■ Records from a data source
[START]
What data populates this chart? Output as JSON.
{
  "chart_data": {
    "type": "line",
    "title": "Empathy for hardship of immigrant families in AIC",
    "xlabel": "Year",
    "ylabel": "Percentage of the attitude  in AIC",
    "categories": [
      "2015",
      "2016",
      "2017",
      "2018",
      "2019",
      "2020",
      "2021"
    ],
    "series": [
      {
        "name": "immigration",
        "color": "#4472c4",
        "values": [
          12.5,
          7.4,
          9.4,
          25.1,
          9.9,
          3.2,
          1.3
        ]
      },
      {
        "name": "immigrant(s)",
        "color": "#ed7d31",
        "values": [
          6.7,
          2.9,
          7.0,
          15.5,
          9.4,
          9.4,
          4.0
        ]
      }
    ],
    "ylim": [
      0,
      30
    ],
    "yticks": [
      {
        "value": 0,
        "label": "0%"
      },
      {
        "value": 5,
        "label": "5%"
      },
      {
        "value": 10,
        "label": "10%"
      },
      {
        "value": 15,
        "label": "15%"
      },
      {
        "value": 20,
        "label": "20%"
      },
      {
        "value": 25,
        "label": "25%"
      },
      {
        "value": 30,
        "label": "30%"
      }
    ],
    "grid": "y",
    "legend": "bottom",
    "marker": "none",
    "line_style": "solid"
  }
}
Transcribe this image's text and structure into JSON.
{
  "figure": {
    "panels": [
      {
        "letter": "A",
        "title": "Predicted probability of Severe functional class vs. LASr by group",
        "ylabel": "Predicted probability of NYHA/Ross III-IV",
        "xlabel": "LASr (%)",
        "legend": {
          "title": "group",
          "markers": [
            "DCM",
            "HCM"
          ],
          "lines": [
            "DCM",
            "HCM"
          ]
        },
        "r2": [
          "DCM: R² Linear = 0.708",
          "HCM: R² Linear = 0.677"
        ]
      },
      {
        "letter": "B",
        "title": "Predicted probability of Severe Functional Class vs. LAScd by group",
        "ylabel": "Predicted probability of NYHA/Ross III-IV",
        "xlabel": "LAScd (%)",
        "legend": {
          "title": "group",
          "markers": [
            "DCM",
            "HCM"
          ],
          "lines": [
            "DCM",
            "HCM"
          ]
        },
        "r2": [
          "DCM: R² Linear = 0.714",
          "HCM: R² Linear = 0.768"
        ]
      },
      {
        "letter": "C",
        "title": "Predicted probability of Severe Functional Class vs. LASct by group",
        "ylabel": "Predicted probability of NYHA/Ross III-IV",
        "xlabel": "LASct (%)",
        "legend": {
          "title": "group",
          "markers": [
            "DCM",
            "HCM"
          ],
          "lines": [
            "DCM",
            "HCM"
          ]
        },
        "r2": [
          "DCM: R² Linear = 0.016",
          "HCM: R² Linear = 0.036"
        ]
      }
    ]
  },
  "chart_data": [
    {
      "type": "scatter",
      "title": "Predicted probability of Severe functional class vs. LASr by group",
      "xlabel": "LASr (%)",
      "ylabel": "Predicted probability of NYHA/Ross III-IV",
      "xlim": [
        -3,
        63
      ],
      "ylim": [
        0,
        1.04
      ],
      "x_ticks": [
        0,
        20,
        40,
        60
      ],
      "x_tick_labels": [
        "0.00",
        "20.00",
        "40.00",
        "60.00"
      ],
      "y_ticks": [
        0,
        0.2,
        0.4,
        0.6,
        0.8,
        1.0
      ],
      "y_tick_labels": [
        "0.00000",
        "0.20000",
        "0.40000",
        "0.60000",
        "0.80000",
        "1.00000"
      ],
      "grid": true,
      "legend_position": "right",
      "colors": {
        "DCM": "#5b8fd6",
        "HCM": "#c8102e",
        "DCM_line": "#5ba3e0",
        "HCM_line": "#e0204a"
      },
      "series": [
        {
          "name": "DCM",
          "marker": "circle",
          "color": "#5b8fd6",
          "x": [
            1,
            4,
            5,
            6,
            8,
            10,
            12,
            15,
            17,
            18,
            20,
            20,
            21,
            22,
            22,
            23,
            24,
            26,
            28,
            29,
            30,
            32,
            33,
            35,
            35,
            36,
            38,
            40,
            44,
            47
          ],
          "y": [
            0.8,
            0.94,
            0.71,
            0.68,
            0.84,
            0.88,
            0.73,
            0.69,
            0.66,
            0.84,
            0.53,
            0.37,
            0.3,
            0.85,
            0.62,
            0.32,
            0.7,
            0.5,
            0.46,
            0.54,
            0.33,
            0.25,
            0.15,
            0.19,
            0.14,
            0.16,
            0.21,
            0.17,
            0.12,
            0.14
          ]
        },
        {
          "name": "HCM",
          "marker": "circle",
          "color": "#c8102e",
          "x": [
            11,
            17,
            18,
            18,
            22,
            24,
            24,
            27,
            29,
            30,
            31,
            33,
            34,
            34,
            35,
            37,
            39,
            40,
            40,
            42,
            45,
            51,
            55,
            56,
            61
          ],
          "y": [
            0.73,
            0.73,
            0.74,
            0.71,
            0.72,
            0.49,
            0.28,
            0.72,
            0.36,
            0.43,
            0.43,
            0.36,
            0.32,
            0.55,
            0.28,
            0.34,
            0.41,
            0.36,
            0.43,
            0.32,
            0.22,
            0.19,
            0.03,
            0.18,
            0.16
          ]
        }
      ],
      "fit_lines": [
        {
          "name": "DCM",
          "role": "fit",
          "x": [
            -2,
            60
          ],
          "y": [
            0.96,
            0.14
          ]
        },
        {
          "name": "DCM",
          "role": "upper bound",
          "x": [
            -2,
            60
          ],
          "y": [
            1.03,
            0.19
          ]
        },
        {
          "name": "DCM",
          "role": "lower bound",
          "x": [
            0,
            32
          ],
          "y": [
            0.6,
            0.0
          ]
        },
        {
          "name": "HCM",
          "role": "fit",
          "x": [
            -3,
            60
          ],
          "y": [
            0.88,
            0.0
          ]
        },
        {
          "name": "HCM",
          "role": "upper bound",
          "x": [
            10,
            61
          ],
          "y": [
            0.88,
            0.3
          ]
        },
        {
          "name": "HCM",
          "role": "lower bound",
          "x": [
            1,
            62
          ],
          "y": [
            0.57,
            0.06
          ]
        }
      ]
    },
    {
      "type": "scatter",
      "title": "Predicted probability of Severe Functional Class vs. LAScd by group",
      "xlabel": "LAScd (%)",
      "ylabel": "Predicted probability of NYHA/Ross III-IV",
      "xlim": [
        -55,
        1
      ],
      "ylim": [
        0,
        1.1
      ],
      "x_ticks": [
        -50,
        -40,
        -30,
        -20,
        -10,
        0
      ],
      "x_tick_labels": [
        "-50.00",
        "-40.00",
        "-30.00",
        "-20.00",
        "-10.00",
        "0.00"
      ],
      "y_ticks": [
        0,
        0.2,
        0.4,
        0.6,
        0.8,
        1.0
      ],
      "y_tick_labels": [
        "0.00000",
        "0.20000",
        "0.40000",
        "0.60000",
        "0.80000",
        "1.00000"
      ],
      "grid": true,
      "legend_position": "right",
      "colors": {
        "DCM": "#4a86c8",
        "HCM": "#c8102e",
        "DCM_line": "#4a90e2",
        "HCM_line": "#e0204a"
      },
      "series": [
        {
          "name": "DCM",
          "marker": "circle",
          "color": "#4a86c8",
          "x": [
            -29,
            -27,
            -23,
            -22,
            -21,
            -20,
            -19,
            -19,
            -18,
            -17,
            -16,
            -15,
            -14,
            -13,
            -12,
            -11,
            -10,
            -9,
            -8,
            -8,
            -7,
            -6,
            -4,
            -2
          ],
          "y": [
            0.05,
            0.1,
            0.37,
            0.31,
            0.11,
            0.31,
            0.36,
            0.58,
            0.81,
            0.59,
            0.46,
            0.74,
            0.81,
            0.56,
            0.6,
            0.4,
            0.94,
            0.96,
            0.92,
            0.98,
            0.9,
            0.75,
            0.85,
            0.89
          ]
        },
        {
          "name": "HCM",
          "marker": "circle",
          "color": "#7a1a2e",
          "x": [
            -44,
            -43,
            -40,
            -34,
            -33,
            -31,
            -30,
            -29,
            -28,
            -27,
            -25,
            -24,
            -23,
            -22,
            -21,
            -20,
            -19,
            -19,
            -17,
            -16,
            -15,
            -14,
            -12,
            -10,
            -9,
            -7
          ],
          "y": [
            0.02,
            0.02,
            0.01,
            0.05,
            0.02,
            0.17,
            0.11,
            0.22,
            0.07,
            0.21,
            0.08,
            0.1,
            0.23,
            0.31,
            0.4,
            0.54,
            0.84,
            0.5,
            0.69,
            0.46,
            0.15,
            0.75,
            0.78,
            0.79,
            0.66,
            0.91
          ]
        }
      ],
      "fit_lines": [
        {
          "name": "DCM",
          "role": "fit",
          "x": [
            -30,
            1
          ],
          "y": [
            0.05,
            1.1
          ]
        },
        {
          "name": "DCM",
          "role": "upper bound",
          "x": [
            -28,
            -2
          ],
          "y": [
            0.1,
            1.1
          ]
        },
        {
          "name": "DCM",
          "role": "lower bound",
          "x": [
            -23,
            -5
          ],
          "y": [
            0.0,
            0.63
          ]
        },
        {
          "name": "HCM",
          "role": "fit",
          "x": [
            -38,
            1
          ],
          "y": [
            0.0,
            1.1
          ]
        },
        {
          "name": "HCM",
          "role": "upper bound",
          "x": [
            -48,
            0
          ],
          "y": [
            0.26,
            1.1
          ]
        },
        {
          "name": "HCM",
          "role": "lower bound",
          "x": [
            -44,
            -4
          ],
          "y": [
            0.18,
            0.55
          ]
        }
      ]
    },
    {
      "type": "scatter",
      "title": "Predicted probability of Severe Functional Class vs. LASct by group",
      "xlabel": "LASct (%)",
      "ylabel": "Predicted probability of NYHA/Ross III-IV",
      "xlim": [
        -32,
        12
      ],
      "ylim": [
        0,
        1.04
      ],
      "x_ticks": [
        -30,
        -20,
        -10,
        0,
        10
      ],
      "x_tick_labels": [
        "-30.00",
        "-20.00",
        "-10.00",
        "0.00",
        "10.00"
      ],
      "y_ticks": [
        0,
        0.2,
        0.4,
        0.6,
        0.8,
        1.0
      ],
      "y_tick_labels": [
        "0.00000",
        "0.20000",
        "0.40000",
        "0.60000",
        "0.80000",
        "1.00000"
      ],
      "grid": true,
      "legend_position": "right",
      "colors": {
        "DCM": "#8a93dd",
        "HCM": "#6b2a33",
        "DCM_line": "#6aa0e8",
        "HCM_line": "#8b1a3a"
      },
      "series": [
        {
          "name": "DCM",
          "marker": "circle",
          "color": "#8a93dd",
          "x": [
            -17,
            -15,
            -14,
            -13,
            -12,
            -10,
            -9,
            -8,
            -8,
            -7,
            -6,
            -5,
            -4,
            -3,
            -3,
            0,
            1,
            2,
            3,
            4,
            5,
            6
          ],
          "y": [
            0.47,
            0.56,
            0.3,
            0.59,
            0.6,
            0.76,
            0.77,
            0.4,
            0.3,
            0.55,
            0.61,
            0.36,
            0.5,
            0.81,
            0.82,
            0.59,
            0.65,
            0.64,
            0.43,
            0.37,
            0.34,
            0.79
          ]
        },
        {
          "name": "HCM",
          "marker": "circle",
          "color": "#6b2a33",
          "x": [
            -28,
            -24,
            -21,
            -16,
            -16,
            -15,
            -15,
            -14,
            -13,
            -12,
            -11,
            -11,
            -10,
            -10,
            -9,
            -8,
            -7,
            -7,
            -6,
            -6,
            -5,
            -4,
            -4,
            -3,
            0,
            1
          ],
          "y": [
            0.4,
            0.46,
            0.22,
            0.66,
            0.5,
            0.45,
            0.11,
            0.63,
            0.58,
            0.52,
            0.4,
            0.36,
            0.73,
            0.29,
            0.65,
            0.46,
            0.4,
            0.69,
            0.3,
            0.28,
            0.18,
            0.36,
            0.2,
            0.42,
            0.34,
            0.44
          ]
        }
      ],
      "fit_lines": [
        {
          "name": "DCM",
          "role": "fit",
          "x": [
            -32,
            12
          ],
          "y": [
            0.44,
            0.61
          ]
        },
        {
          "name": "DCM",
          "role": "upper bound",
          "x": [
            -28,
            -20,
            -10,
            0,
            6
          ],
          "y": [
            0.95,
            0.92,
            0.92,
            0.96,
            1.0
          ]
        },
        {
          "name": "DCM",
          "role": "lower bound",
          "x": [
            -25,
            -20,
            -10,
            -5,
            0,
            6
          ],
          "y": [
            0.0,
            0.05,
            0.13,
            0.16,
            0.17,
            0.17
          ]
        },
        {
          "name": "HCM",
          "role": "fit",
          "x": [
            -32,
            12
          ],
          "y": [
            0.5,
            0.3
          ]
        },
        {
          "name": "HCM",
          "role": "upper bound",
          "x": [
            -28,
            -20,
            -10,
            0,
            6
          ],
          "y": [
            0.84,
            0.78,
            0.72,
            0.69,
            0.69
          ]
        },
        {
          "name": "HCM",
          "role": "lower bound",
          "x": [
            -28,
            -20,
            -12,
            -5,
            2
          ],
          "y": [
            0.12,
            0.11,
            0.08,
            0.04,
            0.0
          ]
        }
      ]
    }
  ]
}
[END]
■ Stated problem
Extract all lines that hold the word "title".

■ Output for this task
    "title": "Empathy for hardship of immigrant families in AIC",
        "title": "Predicted probability of Severe functional class vs. LASr by group",
          "title": "group",
        "title": "Predicted probability of Severe Functional Class vs. LAScd by group",
          "title": "group",
        "title": "Predicted probability of Severe Functional Class vs. LASct by group",
          "title": "group",
      "title": "Predicted probability of Severe functional class vs. LASr by group",
      "title": "Predicted probability of Severe Functional Class vs. LAScd by group",
      "title": "Predicted probability of Severe Functional Class vs. LASct by group",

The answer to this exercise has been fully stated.